## SHORT TASK
State how many lines of the listing below include the word "circle". Give only the number.

Data records
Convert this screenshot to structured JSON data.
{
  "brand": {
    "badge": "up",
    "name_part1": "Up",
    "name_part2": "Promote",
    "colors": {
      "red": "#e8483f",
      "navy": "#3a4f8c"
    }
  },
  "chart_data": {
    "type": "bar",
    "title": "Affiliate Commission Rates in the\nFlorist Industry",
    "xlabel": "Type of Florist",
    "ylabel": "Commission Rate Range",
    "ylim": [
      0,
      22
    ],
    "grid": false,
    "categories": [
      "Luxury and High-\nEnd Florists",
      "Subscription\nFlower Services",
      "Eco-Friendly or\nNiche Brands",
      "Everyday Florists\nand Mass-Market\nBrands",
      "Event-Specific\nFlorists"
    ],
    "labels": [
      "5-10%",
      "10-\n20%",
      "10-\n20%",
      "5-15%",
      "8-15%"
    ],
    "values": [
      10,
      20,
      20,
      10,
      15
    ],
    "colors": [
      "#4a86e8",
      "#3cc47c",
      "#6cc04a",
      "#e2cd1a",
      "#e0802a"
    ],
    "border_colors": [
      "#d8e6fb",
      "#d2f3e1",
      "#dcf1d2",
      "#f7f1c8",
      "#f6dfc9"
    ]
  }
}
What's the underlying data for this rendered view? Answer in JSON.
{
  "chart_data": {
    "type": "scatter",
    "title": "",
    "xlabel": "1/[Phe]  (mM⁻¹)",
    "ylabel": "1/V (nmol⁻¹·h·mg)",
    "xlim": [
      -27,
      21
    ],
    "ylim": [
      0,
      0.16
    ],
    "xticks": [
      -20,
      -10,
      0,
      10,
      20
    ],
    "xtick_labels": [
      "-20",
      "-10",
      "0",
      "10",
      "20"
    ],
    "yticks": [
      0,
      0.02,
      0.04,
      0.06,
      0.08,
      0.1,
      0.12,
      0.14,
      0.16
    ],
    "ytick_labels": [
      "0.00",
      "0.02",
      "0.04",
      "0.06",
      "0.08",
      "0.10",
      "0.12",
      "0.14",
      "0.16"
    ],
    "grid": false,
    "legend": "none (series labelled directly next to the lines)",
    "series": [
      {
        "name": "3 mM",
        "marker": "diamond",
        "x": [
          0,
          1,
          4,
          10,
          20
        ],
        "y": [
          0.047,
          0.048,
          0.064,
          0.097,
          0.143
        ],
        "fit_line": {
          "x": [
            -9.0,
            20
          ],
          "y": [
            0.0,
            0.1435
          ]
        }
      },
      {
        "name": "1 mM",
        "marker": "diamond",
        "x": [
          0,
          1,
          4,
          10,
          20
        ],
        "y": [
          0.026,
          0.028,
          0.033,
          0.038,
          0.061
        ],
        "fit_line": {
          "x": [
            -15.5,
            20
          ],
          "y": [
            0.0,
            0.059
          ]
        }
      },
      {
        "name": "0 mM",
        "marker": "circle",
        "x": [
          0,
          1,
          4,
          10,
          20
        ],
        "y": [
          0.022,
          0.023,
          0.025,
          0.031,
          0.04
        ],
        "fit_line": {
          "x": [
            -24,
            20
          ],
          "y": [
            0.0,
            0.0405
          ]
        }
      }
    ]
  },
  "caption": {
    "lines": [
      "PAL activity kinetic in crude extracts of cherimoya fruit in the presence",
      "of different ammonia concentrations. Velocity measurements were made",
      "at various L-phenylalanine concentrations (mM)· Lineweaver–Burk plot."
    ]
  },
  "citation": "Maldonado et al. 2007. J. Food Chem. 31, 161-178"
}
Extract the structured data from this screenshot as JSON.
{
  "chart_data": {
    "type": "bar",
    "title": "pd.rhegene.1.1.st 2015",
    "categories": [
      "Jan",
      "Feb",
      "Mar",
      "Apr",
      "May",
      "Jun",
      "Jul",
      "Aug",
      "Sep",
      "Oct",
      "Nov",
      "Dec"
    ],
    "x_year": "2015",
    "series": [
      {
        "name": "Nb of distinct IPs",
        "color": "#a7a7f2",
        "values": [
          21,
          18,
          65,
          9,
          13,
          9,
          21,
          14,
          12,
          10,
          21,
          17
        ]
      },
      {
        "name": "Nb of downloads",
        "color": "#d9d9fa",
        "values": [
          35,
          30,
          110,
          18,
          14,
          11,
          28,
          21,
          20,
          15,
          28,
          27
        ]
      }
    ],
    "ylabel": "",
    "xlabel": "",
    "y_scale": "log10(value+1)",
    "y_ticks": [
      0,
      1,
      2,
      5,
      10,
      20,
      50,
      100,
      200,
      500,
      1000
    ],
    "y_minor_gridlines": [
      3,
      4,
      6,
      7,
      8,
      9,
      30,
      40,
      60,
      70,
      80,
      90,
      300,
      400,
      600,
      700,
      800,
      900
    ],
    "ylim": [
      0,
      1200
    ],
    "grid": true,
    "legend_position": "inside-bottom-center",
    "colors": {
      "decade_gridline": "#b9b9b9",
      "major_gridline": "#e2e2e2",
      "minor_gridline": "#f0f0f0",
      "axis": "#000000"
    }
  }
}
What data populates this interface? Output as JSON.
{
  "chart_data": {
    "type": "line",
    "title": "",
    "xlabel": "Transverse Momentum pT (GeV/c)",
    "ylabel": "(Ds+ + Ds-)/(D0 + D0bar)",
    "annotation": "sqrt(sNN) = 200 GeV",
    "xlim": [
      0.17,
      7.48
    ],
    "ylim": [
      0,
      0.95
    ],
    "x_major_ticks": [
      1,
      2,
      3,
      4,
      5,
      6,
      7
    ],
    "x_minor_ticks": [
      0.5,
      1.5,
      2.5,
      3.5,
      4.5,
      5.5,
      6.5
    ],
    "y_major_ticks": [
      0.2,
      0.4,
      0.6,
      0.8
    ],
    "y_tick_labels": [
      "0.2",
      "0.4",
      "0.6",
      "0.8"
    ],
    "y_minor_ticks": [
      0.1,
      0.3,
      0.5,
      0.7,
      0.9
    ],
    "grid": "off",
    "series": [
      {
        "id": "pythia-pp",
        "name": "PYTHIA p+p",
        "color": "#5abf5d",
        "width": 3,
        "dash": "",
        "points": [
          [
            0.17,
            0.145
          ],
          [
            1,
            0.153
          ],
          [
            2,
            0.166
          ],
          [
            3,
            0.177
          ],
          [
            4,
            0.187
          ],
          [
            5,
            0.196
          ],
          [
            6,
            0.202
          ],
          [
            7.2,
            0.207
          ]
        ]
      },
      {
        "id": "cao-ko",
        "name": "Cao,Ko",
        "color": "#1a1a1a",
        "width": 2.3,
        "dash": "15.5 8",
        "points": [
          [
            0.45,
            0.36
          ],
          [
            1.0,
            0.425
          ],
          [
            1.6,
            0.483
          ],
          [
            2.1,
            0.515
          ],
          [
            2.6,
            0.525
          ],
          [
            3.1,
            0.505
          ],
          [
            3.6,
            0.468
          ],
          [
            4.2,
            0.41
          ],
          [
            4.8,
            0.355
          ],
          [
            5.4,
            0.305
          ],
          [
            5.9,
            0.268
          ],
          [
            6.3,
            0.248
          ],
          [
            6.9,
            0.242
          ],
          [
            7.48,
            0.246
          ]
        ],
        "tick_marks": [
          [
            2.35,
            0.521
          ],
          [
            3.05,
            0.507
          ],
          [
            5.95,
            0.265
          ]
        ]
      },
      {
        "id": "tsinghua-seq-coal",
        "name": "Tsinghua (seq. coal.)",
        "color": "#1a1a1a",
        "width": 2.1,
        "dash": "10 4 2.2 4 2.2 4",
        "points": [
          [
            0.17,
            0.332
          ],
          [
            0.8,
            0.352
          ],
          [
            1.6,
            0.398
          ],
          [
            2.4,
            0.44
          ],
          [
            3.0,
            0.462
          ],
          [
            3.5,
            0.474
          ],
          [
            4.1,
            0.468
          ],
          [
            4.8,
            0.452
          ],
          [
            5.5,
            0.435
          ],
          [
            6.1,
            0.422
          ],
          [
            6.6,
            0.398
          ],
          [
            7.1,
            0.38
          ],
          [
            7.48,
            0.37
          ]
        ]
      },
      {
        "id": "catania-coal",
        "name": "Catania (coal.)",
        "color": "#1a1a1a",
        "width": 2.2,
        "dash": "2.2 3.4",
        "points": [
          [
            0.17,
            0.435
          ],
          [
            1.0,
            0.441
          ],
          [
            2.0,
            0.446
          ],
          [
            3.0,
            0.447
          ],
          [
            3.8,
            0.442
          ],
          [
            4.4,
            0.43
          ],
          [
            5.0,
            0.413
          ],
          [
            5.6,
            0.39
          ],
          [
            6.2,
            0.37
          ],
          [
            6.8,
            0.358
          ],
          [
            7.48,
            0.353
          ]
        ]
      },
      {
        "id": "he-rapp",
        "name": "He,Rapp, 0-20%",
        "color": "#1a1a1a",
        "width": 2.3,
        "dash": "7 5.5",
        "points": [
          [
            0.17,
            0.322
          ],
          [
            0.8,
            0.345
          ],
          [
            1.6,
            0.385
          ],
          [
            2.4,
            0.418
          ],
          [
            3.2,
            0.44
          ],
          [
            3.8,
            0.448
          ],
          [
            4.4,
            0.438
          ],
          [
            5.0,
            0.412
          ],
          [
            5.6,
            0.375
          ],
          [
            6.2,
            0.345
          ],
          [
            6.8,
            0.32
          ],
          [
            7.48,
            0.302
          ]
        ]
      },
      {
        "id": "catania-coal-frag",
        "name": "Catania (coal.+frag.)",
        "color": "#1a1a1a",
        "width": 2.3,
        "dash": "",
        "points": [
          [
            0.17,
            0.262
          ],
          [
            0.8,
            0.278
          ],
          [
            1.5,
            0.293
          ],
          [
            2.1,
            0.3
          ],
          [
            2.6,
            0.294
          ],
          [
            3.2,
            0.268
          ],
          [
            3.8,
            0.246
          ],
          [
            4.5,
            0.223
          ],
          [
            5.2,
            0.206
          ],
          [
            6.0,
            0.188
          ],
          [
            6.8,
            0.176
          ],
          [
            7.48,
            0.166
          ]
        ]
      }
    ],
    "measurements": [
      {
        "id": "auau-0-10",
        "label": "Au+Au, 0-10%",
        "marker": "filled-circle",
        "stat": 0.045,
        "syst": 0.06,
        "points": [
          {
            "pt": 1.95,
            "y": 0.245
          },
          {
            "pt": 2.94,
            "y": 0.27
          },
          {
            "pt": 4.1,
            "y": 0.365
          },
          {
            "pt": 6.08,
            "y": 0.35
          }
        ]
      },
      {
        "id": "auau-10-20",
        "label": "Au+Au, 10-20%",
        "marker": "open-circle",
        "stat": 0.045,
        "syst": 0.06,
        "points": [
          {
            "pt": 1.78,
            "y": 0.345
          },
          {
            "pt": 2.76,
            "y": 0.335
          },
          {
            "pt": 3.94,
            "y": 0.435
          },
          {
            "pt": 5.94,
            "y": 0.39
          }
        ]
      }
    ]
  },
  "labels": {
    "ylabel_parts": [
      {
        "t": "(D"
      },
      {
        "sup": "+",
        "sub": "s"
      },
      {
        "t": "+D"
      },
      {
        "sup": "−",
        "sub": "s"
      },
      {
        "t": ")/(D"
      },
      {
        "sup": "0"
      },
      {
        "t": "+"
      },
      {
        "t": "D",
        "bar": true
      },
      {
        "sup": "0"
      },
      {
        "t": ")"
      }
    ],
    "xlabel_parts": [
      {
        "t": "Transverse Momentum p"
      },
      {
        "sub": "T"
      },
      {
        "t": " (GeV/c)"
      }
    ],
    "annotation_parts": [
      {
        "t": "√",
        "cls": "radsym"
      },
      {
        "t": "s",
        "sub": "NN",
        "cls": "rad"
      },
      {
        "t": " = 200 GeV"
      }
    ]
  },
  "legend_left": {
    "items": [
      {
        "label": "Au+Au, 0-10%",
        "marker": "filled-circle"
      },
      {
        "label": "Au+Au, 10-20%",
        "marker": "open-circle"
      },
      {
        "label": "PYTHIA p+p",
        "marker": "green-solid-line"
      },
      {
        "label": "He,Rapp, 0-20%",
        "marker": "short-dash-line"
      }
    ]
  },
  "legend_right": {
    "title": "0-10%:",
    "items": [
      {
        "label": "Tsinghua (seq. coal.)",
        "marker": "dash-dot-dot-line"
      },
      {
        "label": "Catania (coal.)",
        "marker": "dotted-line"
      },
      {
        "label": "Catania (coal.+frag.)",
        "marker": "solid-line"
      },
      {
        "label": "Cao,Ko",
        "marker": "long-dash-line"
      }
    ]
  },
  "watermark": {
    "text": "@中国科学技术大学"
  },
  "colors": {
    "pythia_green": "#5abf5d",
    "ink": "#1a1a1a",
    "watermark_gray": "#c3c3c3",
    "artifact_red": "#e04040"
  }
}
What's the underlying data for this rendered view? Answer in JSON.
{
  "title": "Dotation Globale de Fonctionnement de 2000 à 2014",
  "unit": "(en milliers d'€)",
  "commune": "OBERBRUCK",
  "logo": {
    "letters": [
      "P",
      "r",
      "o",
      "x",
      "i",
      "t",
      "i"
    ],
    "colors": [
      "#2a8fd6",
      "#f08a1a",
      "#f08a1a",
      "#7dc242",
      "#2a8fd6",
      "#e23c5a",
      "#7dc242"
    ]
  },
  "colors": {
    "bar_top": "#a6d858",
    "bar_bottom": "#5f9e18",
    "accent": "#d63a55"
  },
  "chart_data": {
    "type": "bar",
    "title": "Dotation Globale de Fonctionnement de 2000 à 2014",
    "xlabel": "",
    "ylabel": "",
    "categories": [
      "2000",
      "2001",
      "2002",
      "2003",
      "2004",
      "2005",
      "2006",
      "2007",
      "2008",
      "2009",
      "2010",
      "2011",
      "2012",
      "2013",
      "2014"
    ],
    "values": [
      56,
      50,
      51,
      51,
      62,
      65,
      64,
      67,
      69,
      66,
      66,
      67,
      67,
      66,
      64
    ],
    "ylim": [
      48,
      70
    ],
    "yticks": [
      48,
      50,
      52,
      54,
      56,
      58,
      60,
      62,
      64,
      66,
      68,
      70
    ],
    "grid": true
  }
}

## OUTPUT BELOW
5